PROBLEM TO SOLVE: Wherever the string "Index" appears in the listing, copy that line.

TASK INPUTS:
== == ==
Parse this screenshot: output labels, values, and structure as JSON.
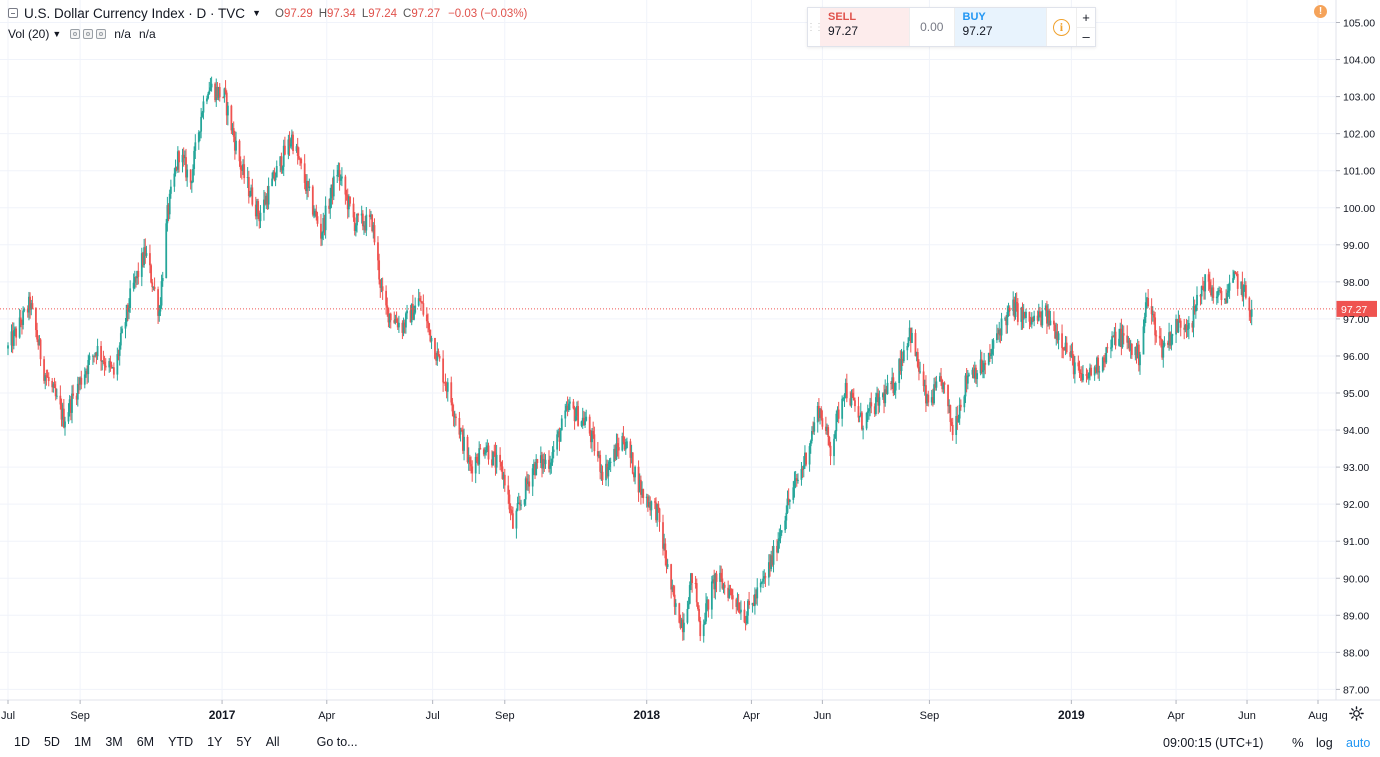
{
  "legend": {
    "symbol": "U.S. Dollar Currency Index · D · TVC",
    "ohlc": [
      {
        "label": "O",
        "value": "97.29"
      },
      {
        "label": "H",
        "value": "97.34"
      },
      {
        "label": "L",
        "value": "97.24"
      },
      {
        "label": "C",
        "value": "97.27"
      },
      {
        "label": "",
        "value": "−0.03 (−0.03%)"
      }
    ],
    "volume_title": "Vol (20)",
    "volume_values": [
      "n/a",
      "n/a"
    ]
  },
  "trade_panel": {
    "sell_label": "SELL",
    "sell_value": "97.27",
    "spread": "0.00",
    "buy_label": "BUY",
    "buy_value": "97.27",
    "info_glyph": "i",
    "plus": "+",
    "minus": "–"
  },
  "alert_glyph": "!",
  "bottom_bar": {
    "ranges": [
      "1D",
      "5D",
      "1M",
      "3M",
      "6M",
      "YTD",
      "1Y",
      "5Y",
      "All"
    ],
    "goto": "Go to...",
    "clock": "09:00:15 (UTC+1)",
    "percent": "%",
    "log": "log",
    "auto": "auto"
  },
  "colors": {
    "up": "#26a69a",
    "down": "#ef5350",
    "last_price": "#ef5350",
    "grid": "#f0f3fa",
    "auto": "#2196f3"
  },
  "chart_data": {
    "type": "candlestick",
    "title": "U.S. Dollar Currency Index",
    "ylim": [
      86.8,
      105.5
    ],
    "y_ticks": [
      "105.00",
      "104.00",
      "103.00",
      "102.00",
      "101.00",
      "100.00",
      "99.00",
      "98.00",
      "97.00",
      "96.00",
      "95.00",
      "94.00",
      "93.00",
      "92.00",
      "91.00",
      "90.00",
      "89.00",
      "88.00",
      "87.00"
    ],
    "x_ticks": [
      {
        "label": "Jul",
        "date": "2016-07-01",
        "bold": false
      },
      {
        "label": "Sep",
        "date": "2016-09-01",
        "bold": false
      },
      {
        "label": "2017",
        "date": "2017-01-01",
        "bold": true
      },
      {
        "label": "Apr",
        "date": "2017-04-01",
        "bold": false
      },
      {
        "label": "Jul",
        "date": "2017-07-01",
        "bold": false
      },
      {
        "label": "Sep",
        "date": "2017-09-01",
        "bold": false
      },
      {
        "label": "2018",
        "date": "2018-01-01",
        "bold": true
      },
      {
        "label": "Apr",
        "date": "2018-04-01",
        "bold": false
      },
      {
        "label": "Jun",
        "date": "2018-06-01",
        "bold": false
      },
      {
        "label": "Sep",
        "date": "2018-09-01",
        "bold": false
      },
      {
        "label": "2019",
        "date": "2019-01-01",
        "bold": true
      },
      {
        "label": "Apr",
        "date": "2019-04-01",
        "bold": false
      },
      {
        "label": "Jun",
        "date": "2019-06-01",
        "bold": false
      },
      {
        "label": "Aug",
        "date": "2019-08-01",
        "bold": false
      }
    ],
    "last_price": 97.27,
    "last_price_label": "97.27",
    "x_start": "2016-07-01",
    "x_end": "2019-08-01",
    "series": [
      {
        "date": "2016-07-01",
        "close": 96.2
      },
      {
        "date": "2016-07-20",
        "close": 97.4
      },
      {
        "date": "2016-08-01",
        "close": 95.6
      },
      {
        "date": "2016-08-18",
        "close": 94.3
      },
      {
        "date": "2016-09-05",
        "close": 95.6
      },
      {
        "date": "2016-09-15",
        "close": 96.2
      },
      {
        "date": "2016-09-30",
        "close": 95.5
      },
      {
        "date": "2016-10-15",
        "close": 97.7
      },
      {
        "date": "2016-10-27",
        "close": 98.8
      },
      {
        "date": "2016-11-08",
        "close": 97.2
      },
      {
        "date": "2016-11-15",
        "close": 99.8
      },
      {
        "date": "2016-11-25",
        "close": 101.5
      },
      {
        "date": "2016-12-05",
        "close": 100.7
      },
      {
        "date": "2016-12-15",
        "close": 102.7
      },
      {
        "date": "2016-12-20",
        "close": 103.3
      },
      {
        "date": "2017-01-03",
        "close": 103.0
      },
      {
        "date": "2017-01-18",
        "close": 101.0
      },
      {
        "date": "2017-02-02",
        "close": 99.8
      },
      {
        "date": "2017-02-20",
        "close": 101.2
      },
      {
        "date": "2017-03-02",
        "close": 101.9
      },
      {
        "date": "2017-03-15",
        "close": 100.5
      },
      {
        "date": "2017-03-27",
        "close": 99.3
      },
      {
        "date": "2017-04-10",
        "close": 101.0
      },
      {
        "date": "2017-04-25",
        "close": 99.6
      },
      {
        "date": "2017-05-10",
        "close": 99.6
      },
      {
        "date": "2017-05-20",
        "close": 97.3
      },
      {
        "date": "2017-06-05",
        "close": 96.8
      },
      {
        "date": "2017-06-20",
        "close": 97.5
      },
      {
        "date": "2017-07-05",
        "close": 96.0
      },
      {
        "date": "2017-07-20",
        "close": 94.5
      },
      {
        "date": "2017-08-02",
        "close": 93.0
      },
      {
        "date": "2017-08-15",
        "close": 93.6
      },
      {
        "date": "2017-09-01",
        "close": 92.7
      },
      {
        "date": "2017-09-08",
        "close": 91.4
      },
      {
        "date": "2017-09-25",
        "close": 93.0
      },
      {
        "date": "2017-10-10",
        "close": 93.2
      },
      {
        "date": "2017-10-26",
        "close": 94.6
      },
      {
        "date": "2017-11-10",
        "close": 94.2
      },
      {
        "date": "2017-11-25",
        "close": 92.8
      },
      {
        "date": "2017-12-12",
        "close": 93.8
      },
      {
        "date": "2017-12-28",
        "close": 92.3
      },
      {
        "date": "2018-01-10",
        "close": 91.8
      },
      {
        "date": "2018-01-25",
        "close": 89.2
      },
      {
        "date": "2018-02-01",
        "close": 88.8
      },
      {
        "date": "2018-02-10",
        "close": 90.2
      },
      {
        "date": "2018-02-16",
        "close": 88.6
      },
      {
        "date": "2018-03-01",
        "close": 90.0
      },
      {
        "date": "2018-03-15",
        "close": 89.6
      },
      {
        "date": "2018-03-27",
        "close": 89.0
      },
      {
        "date": "2018-04-10",
        "close": 89.8
      },
      {
        "date": "2018-04-20",
        "close": 90.6
      },
      {
        "date": "2018-05-01",
        "close": 91.9
      },
      {
        "date": "2018-05-15",
        "close": 93.0
      },
      {
        "date": "2018-05-29",
        "close": 94.6
      },
      {
        "date": "2018-06-08",
        "close": 93.5
      },
      {
        "date": "2018-06-20",
        "close": 95.2
      },
      {
        "date": "2018-07-05",
        "close": 94.2
      },
      {
        "date": "2018-07-20",
        "close": 94.8
      },
      {
        "date": "2018-08-01",
        "close": 95.2
      },
      {
        "date": "2018-08-15",
        "close": 96.7
      },
      {
        "date": "2018-08-30",
        "close": 94.7
      },
      {
        "date": "2018-09-12",
        "close": 95.3
      },
      {
        "date": "2018-09-21",
        "close": 94.0
      },
      {
        "date": "2018-10-05",
        "close": 95.6
      },
      {
        "date": "2018-10-20",
        "close": 95.7
      },
      {
        "date": "2018-11-01",
        "close": 96.8
      },
      {
        "date": "2018-11-12",
        "close": 97.3
      },
      {
        "date": "2018-11-26",
        "close": 96.9
      },
      {
        "date": "2018-12-10",
        "close": 97.1
      },
      {
        "date": "2018-12-25",
        "close": 96.4
      },
      {
        "date": "2019-01-10",
        "close": 95.3
      },
      {
        "date": "2019-01-25",
        "close": 95.8
      },
      {
        "date": "2019-02-10",
        "close": 96.6
      },
      {
        "date": "2019-02-28",
        "close": 96.0
      },
      {
        "date": "2019-03-07",
        "close": 97.5
      },
      {
        "date": "2019-03-20",
        "close": 96.2
      },
      {
        "date": "2019-04-01",
        "close": 96.8
      },
      {
        "date": "2019-04-15",
        "close": 97.0
      },
      {
        "date": "2019-04-25",
        "close": 98.0
      },
      {
        "date": "2019-05-10",
        "close": 97.5
      },
      {
        "date": "2019-05-23",
        "close": 98.1
      },
      {
        "date": "2019-05-31",
        "close": 97.6
      },
      {
        "date": "2019-06-03",
        "close": 97.3
      },
      {
        "date": "2019-06-05",
        "close": 97.27
      }
    ]
  }
}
== == ==
RESPONSE TO THIS TASK:
    "symbol": "U.S. Dollar Currency Index · D · TVC",
    "title": "U.S. Dollar Currency Index",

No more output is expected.